§ THE EXERCISE: Omit the images. Copy each entry word for word.

§ RECORDS FOR THE EXERCISE:

────────

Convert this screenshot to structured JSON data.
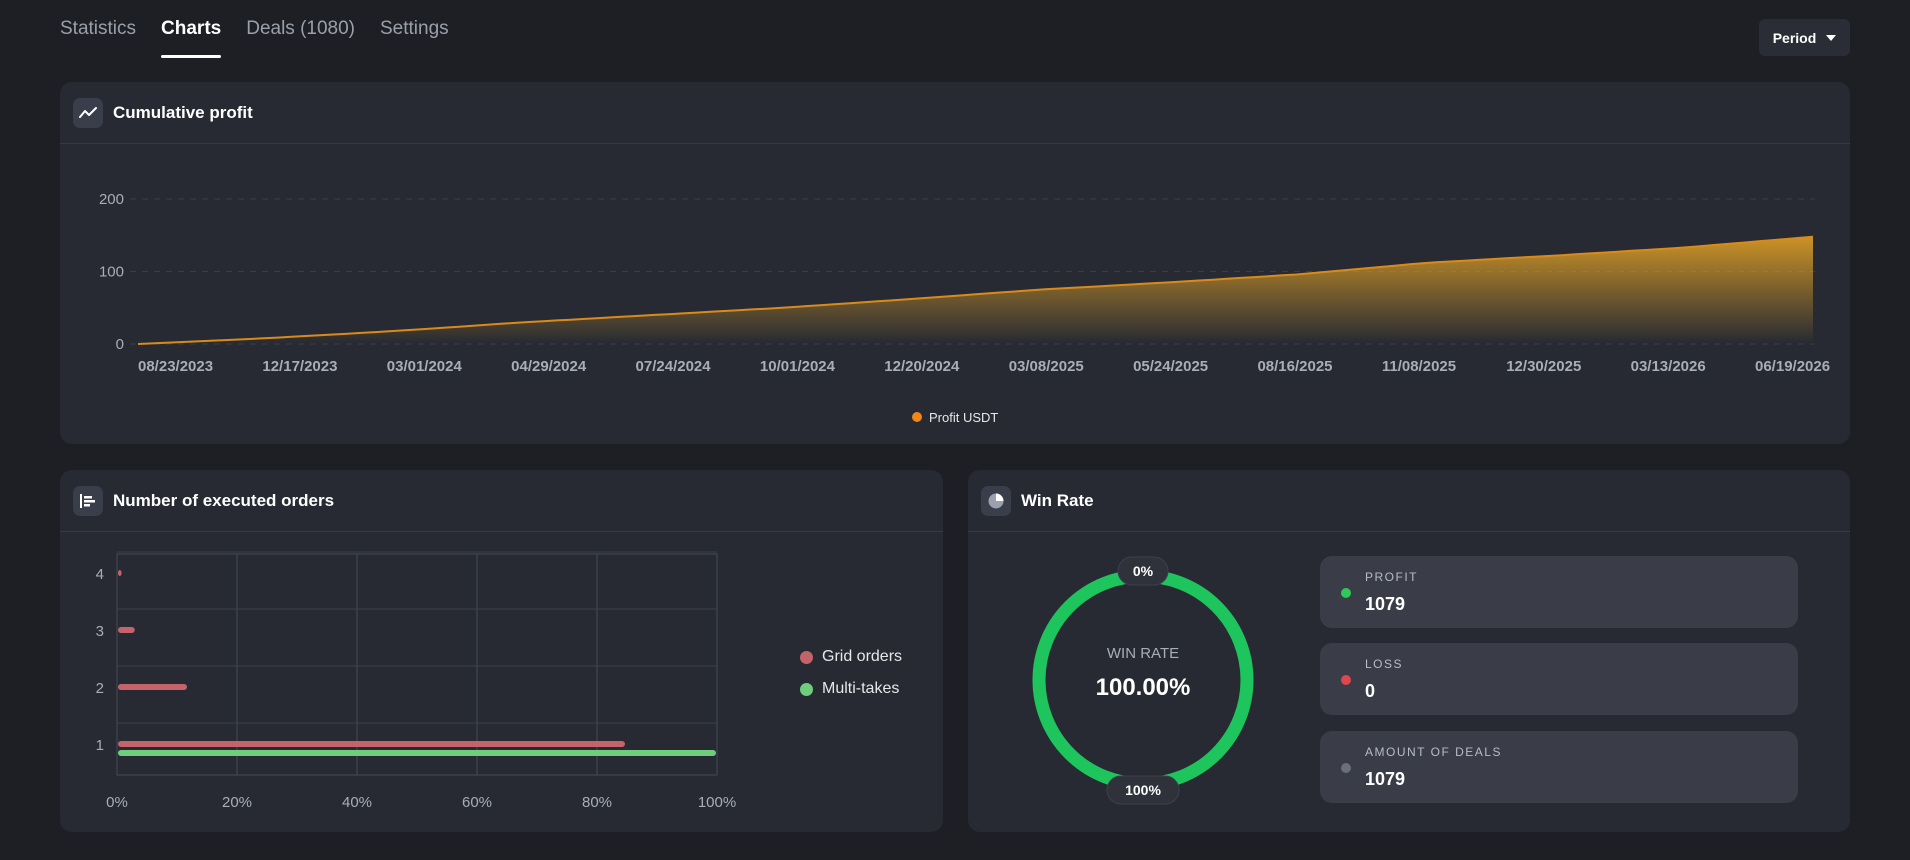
{
  "tabs": [
    {
      "label": "Statistics"
    },
    {
      "label": "Charts"
    },
    {
      "label": "Deals (1080)"
    },
    {
      "label": "Settings"
    }
  ],
  "period_label": "Period",
  "cumulative": {
    "title": "Cumulative profit",
    "legend_label": "Profit USDT",
    "accent": "#f0a21a",
    "y_ticks": [
      "200",
      "100",
      "0"
    ],
    "x_ticks": [
      "08/23/2023",
      "12/17/2023",
      "03/01/2024",
      "04/29/2024",
      "07/24/2024",
      "10/01/2024",
      "12/20/2024",
      "03/08/2025",
      "05/24/2025",
      "08/16/2025",
      "11/08/2025",
      "12/30/2025",
      "03/13/2026",
      "06/19/2026"
    ]
  },
  "orders": {
    "title": "Number of executed orders",
    "legend": [
      {
        "label": "Grid orders",
        "color": "#c4646a"
      },
      {
        "label": "Multi-takes",
        "color": "#6fce7e"
      }
    ],
    "y_ticks": [
      "4",
      "3",
      "2",
      "1"
    ],
    "x_ticks": [
      "0%",
      "20%",
      "40%",
      "60%",
      "80%",
      "100%"
    ]
  },
  "win_rate": {
    "title": "Win Rate",
    "center_label": "WIN RATE",
    "center_value": "100.00%",
    "top_badge": "0%",
    "bottom_badge": "100%",
    "ring_color": "#1ec45c",
    "stats": [
      {
        "label": "PROFIT",
        "value": "1079",
        "color": "#2fc95a"
      },
      {
        "label": "LOSS",
        "value": "0",
        "color": "#e0474c"
      },
      {
        "label": "AMOUNT OF DEALS",
        "value": "1079",
        "color": "#6b6f7a"
      }
    ]
  },
  "chart_data": [
    {
      "type": "area",
      "series": [
        {
          "name": "Profit USDT",
          "x_ticks_dates": [
            "08/23/2023",
            "12/17/2023",
            "03/01/2024",
            "04/29/2024",
            "07/24/2024",
            "10/01/2024",
            "12/20/2024",
            "03/08/2025",
            "05/24/2025",
            "08/16/2025",
            "11/08/2025",
            "12/30/2025",
            "03/13/2026",
            "06/19/2026"
          ],
          "values": [
            0,
            8,
            18,
            30,
            40,
            50,
            62,
            75,
            85,
            96,
            112,
            122,
            133,
            148
          ]
        }
      ],
      "ylim": [
        0,
        200
      ],
      "y_ticks": [
        0,
        100,
        200
      ],
      "legend": "bottom-center",
      "grid": true
    },
    {
      "type": "bar",
      "orientation": "horizontal",
      "categories": [
        "1",
        "2",
        "3",
        "4"
      ],
      "series": [
        {
          "name": "Grid orders",
          "values": [
            84.5,
            11.5,
            2.8,
            0.6
          ]
        },
        {
          "name": "Multi-takes",
          "values": [
            100,
            0,
            0,
            0
          ]
        }
      ],
      "xlim": [
        0,
        100
      ],
      "x_unit": "%",
      "legend": "right",
      "grid": true
    },
    {
      "type": "pie",
      "categories": [
        "Profit",
        "Loss"
      ],
      "values": [
        100,
        0
      ],
      "legend": "none"
    }
  ]
}
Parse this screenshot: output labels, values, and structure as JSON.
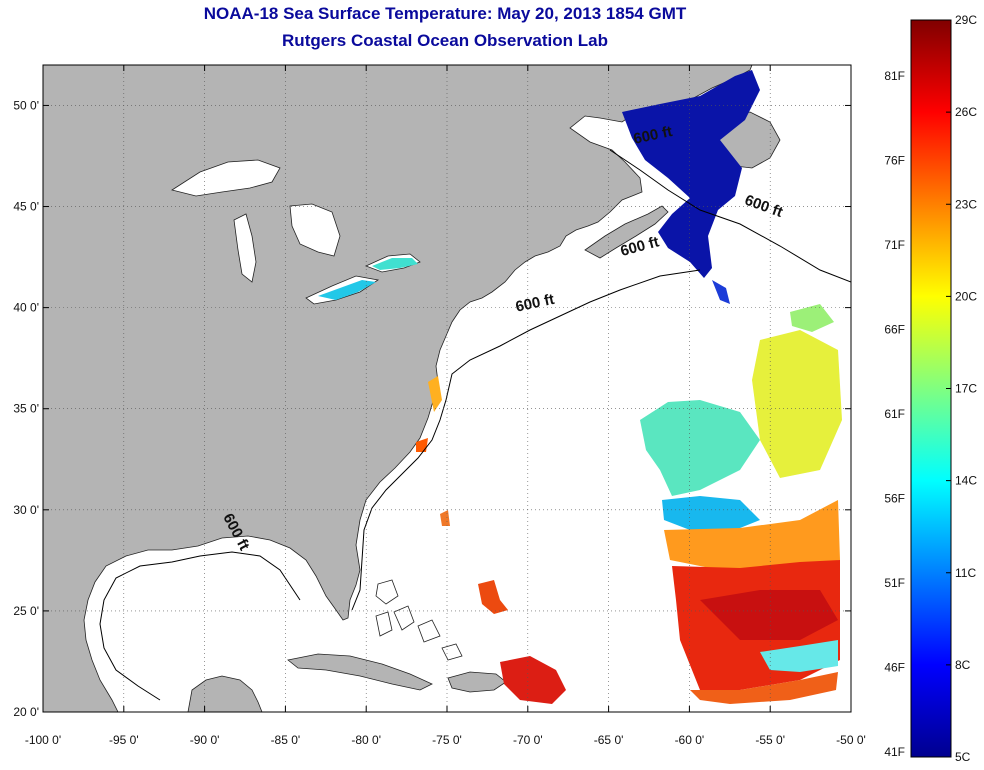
{
  "title": "NOAA-18 Sea Surface Temperature:  May 20, 2013 1854 GMT",
  "subtitle": "Rutgers Coastal Ocean Observation Lab",
  "map": {
    "lon_range": [
      -100,
      -50
    ],
    "lat_range": [
      20,
      52
    ],
    "lon_ticks": [
      -100,
      -95,
      -90,
      -85,
      -80,
      -75,
      -70,
      -65,
      -60,
      -55,
      -50
    ],
    "lon_labels": [
      "-100 0'",
      "-95 0'",
      "-90 0'",
      "-85 0'",
      "-80 0'",
      "-75 0'",
      "-70 0'",
      "-65 0'",
      "-60 0'",
      "-55 0'",
      "-50 0'"
    ],
    "lat_ticks": [
      20,
      25,
      30,
      35,
      40,
      45,
      50
    ],
    "lat_labels": [
      "20 0'",
      "25 0'",
      "30 0'",
      "35 0'",
      "40 0'",
      "45 0'",
      "50 0'"
    ],
    "grid": "dotted",
    "land_color": "#b4b4b4",
    "contour_label": "600 ft",
    "contour_label_positions": [
      {
        "lon": -62.2,
        "lat": 48.3
      },
      {
        "lon": -55.5,
        "lat": 44.8
      },
      {
        "lon": -63.0,
        "lat": 42.8
      },
      {
        "lon": -69.5,
        "lat": 40.0
      },
      {
        "lon": -88.3,
        "lat": 28.8
      }
    ]
  },
  "colorbar": {
    "celsius_labels": [
      "29C",
      "26C",
      "23C",
      "20C",
      "17C",
      "14C",
      "11C",
      "8C",
      "5C"
    ],
    "fahrenheit_labels": [
      "81F",
      "76F",
      "71F",
      "66F",
      "61F",
      "56F",
      "51F",
      "46F",
      "41F"
    ],
    "min_c": 5,
    "max_c": 29,
    "colors": [
      "#00008f",
      "#0000ff",
      "#0080ff",
      "#00ffff",
      "#80ff80",
      "#ffff00",
      "#ff8000",
      "#ff0000",
      "#800000"
    ]
  }
}
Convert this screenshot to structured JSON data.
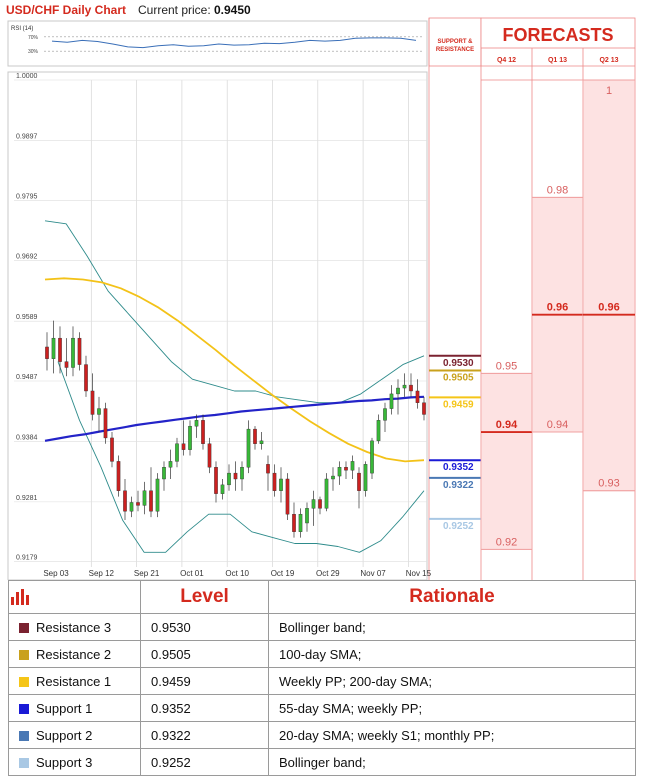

────────

§ OUTPUT FOR THIS EXERCISE:
Convert this screenshot to structured JSON data.
{
  "tabs": [
    {
      "label": "Statistics"
    },
    {
      "label": "Charts"
    },
    {
      "label": "Deals (1080)"
    },
    {
      "label": "Settings"
    }
  ],
  "period_label": "Period",
  "cumulative": {
    "title": "Cumulative profit",
    "legend_label": "Profit USDT",
    "accent": "#f0a21a",
    "y_ticks": [
      "200",
      "100",
      "0"
    ],
    "x_ticks": [
      "08/23/2023",
      "12/17/2023",
      "03/01/2024",
      "04/29/2024",
      "07/24/2024",
      "10/01/2024",
      "12/20/2024",
      "03/08/2025",
      "05/24/2025",
      "08/16/2025",
      "11/08/2025",
      "12/30/2025",
      "03/13/2026",
      "06/19/2026"
    ]
  },
  "orders": {
    "title": "Number of executed orders",
    "legend": [
      {
        "label": "Grid orders",
        "color": "#c4646a"
      },
      {
        "label": "Multi-takes",
        "color": "#6fce7e"
      }
    ],
    "y_ticks": [
      "4",
      "3",
      "2",
      "1"
    ],
    "x_ticks": [
      "0%",
      "20%",
      "40%",
      "60%",
      "80%",
      "100%"
    ]
  },
  "win_rate": {
    "title": "Win Rate",
    "center_label": "WIN RATE",
    "center_value": "100.00%",
    "top_badge": "0%",
    "bottom_badge": "100%",
    "ring_color": "#1ec45c",
    "stats": [
      {
        "label": "PROFIT",
        "value": "1079",
        "color": "#2fc95a"
      },
      {
        "label": "LOSS",
        "value": "0",
        "color": "#e0474c"
      },
      {
        "label": "AMOUNT OF DEALS",
        "value": "1079",
        "color": "#6b6f7a"
      }
    ]
  },
  "chart_data": [
    {
      "type": "area",
      "series": [
        {
          "name": "Profit USDT",
          "x_ticks_dates": [
            "08/23/2023",
            "12/17/2023",
            "03/01/2024",
            "04/29/2024",
            "07/24/2024",
            "10/01/2024",
            "12/20/2024",
            "03/08/2025",
            "05/24/2025",
            "08/16/2025",
            "11/08/2025",
            "12/30/2025",
            "03/13/2026",
            "06/19/2026"
          ],
          "values": [
            0,
            8,
            18,
            30,
            40,
            50,
            62,
            75,
            85,
            96,
            112,
            122,
            133,
            148
          ]
        }
      ],
      "ylim": [
        0,
        200
      ],
      "y_ticks": [
        0,
        100,
        200
      ],
      "legend": "bottom-center",
      "grid": true
    },
    {
      "type": "bar",
      "orientation": "horizontal",
      "categories": [
        "1",
        "2",
        "3",
        "4"
      ],
      "series": [
        {
          "name": "Grid orders",
          "values": [
            84.5,
            11.5,
            2.8,
            0.6
          ]
        },
        {
          "name": "Multi-takes",
          "values": [
            100,
            0,
            0,
            0
          ]
        }
      ],
      "xlim": [
        0,
        100
      ],
      "x_unit": "%",
      "legend": "right",
      "grid": true
    },
    {
      "type": "pie",
      "categories": [
        "Profit",
        "Loss"
      ],
      "values": [
        100,
        0
      ],
      "legend": "none"
    }
  ]
}
Parse this screenshot: output labels, values, and structure as JSON.
{
  "title": "NOAA-18 Sea Surface Temperature:  May 20, 2013 1854 GMT",
  "subtitle": "Rutgers Coastal Ocean Observation Lab",
  "map": {
    "lon_range": [
      -100,
      -50
    ],
    "lat_range": [
      20,
      52
    ],
    "lon_ticks": [
      -100,
      -95,
      -90,
      -85,
      -80,
      -75,
      -70,
      -65,
      -60,
      -55,
      -50
    ],
    "lon_labels": [
      "-100 0'",
      "-95 0'",
      "-90 0'",
      "-85 0'",
      "-80 0'",
      "-75 0'",
      "-70 0'",
      "-65 0'",
      "-60 0'",
      "-55 0'",
      "-50 0'"
    ],
    "lat_ticks": [
      20,
      25,
      30,
      35,
      40,
      45,
      50
    ],
    "lat_labels": [
      "20 0'",
      "25 0'",
      "30 0'",
      "35 0'",
      "40 0'",
      "45 0'",
      "50 0'"
    ],
    "grid": "dotted",
    "land_color": "#b4b4b4",
    "contour_label": "600 ft",
    "contour_label_positions": [
      {
        "lon": -62.2,
        "lat": 48.3
      },
      {
        "lon": -55.5,
        "lat": 44.8
      },
      {
        "lon": -63.0,
        "lat": 42.8
      },
      {
        "lon": -69.5,
        "lat": 40.0
      },
      {
        "lon": -88.3,
        "lat": 28.8
      }
    ]
  },
  "colorbar": {
    "celsius_labels": [
      "29C",
      "26C",
      "23C",
      "20C",
      "17C",
      "14C",
      "11C",
      "8C",
      "5C"
    ],
    "fahrenheit_labels": [
      "81F",
      "76F",
      "71F",
      "66F",
      "61F",
      "56F",
      "51F",
      "46F",
      "41F"
    ],
    "min_c": 5,
    "max_c": 29,
    "colors": [
      "#00008f",
      "#0000ff",
      "#0080ff",
      "#00ffff",
      "#80ff80",
      "#ffff00",
      "#ff8000",
      "#ff0000",
      "#800000"
    ]
  }
}
Convert this screenshot to structured JSON data.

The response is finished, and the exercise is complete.